* _Document passage_:
Three Martini Lunch

The media fam trip is nothing new. Hotels, airlines and state tourism boards commonly build free, first-class trips for certain reporters into their PR budgets. Hollywood publicists may give even the travel biz a run for its money.

Most established news organizations, however, have strict rules that forbid employees to accept freebies. Not true for a broad and growing swath of the online media universe, which happily fall prey to the allure of the quid pro quo.

After all, how do you expect some 20-something gamer to diss the company that’s treating him to first class air, an oversized hotel suite, and the jumbo shrimp bowl?

Mike Musgrove in today’s Washington Post reports on the fabulous perks the video game industry bestows upon a multitude of bloggers and other online scribes whose generous prose can often make or break a new title:

“That’s why game designers, like movie studios, have learned to lavishly court such tastemakers, the guys who write for the major blogs and magazines and play a key role in today’s big-bucks video game industry.”

* _Excerpted data_:
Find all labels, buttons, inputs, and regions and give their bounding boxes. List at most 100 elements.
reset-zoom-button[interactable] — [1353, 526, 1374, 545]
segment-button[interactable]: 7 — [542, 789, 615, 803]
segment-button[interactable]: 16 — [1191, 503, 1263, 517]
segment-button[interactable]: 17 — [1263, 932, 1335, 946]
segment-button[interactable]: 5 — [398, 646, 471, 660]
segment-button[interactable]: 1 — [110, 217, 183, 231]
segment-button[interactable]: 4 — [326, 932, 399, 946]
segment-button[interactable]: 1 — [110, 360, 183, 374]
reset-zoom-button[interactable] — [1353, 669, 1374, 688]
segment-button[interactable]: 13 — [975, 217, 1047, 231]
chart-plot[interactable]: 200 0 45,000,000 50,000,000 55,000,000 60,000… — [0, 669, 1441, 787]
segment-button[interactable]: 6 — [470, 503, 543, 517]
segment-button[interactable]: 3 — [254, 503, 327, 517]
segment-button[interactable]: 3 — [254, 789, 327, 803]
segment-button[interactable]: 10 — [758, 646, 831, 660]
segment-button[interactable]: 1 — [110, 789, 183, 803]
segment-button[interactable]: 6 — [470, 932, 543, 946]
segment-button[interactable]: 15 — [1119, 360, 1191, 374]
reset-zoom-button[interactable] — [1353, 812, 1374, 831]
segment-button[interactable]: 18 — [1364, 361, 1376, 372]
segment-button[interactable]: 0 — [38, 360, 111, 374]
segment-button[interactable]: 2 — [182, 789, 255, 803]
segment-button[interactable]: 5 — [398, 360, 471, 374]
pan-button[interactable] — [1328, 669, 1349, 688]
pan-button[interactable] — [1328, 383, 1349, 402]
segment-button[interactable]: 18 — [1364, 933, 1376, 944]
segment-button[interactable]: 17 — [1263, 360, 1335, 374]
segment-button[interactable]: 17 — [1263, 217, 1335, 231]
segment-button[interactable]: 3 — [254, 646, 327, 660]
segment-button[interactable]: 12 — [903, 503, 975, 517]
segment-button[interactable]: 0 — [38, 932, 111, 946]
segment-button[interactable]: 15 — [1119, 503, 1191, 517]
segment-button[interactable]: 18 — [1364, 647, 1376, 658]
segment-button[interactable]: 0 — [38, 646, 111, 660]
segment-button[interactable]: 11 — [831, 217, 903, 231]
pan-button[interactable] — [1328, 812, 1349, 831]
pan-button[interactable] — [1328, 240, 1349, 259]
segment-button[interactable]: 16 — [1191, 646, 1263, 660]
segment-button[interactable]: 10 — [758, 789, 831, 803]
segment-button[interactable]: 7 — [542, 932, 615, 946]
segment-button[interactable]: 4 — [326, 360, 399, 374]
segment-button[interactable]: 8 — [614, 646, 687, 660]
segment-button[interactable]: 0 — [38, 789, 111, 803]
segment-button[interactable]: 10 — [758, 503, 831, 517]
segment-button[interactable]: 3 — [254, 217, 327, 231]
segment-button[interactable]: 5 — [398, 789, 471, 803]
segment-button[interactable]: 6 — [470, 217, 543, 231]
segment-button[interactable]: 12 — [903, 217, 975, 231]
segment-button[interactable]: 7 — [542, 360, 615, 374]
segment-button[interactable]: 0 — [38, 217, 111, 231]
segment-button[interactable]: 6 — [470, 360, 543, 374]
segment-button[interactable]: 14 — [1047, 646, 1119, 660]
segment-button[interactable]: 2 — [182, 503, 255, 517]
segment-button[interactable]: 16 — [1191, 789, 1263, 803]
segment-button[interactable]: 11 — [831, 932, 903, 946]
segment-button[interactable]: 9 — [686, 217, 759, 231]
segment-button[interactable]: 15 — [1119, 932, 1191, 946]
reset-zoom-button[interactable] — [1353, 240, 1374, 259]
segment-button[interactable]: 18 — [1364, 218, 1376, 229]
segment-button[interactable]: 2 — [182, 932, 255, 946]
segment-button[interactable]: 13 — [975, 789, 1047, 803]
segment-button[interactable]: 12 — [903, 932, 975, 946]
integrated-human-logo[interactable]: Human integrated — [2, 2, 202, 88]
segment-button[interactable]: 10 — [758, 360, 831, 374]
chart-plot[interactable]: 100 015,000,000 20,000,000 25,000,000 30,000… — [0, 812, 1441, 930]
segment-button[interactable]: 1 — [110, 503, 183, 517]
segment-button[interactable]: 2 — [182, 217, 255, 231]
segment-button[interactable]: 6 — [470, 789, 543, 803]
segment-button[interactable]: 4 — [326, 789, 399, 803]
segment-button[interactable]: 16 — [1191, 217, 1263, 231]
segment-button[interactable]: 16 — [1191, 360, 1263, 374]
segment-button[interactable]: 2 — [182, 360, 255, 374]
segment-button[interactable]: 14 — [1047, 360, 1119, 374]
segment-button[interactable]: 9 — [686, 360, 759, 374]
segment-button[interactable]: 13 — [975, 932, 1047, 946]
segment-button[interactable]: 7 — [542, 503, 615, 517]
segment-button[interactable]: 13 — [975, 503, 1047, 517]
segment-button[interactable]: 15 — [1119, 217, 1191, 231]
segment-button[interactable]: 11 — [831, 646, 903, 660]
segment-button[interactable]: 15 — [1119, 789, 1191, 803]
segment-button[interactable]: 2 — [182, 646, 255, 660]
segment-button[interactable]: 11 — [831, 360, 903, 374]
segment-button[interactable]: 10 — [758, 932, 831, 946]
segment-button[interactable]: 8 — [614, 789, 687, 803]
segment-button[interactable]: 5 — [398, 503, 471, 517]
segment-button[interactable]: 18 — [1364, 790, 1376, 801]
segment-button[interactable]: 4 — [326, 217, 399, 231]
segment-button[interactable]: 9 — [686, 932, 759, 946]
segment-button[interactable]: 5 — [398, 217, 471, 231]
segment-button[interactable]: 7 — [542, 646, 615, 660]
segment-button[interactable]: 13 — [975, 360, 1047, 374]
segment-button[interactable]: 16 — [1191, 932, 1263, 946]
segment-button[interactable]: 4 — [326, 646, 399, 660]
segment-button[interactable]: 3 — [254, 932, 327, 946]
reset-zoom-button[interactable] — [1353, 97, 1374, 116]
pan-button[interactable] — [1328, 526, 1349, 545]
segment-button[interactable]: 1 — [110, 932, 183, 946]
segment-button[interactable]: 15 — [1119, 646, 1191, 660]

* _Your tasks_:
1) In the media perks piece, rewrite the passage from "Three Martini Lunch" to "jumbo shrimp bowl?", substituting "free gifts" for "freebies".
2) In the media perks piece, who reports in the Washington Post on the perks the video game industry gives bloggers?
3) Continue the media perks piece from its last sentence.

* _Answers by item_:
1)
Three Martini Lunch

The media fam trip is nothing new. Hotels, airlines and state tourism boards commonly build free, first-class trips for certain reporters into their PR budgets. Hollywood publicists may give even the travel biz a run for its money.

Most established news organizations, however, have strict rules that forbid employees to accept free gifts. Not true for a broad and growing swath of the online media universe, which happily fall prey to the allure of the quid pro quo.

After all, how do you expect some 20-something gamer to diss the company that’s treating him to first class air, an oversized hotel suite, and the jumbo shrimp bowl?

2) Mike Musgrove

3)
Is this extreme hospitality that much different than courting bloggers with expensive new Nikon digital SLRs or hellified laptops?

“His other junkets include trips to India paid for by Microsoft and a five-day extravaganza in Las Vegas funded by Midway. There was also the shindig near his home base in Paris to promote a game in the Rayman series that included juggling lessons from circus performers.”

Many PR practitioners today ask themselves whether the rules for engaging A-list bloggers are different than those used to influence influential mainstream journalists. The answer is yes and no. It varies from industry to industry and from media outlet to media outlet.

“‘What we’re trying to accomplish with an event like this is to have the undivided attention of the important people in our industry, that cover the industry,’ said Pete Hines, vice president of marketing at Bethesda Softworks, whose Fallout 3 will be set in a version of Washington that’s been scorched by war. “There are a lot of titles out there competing for attention.

It looks like Bethesda Softworks is getting that attention: Fallout 3 is scheduled to soon grace the covers of 20 gamer magazines, largely as a result of the event.”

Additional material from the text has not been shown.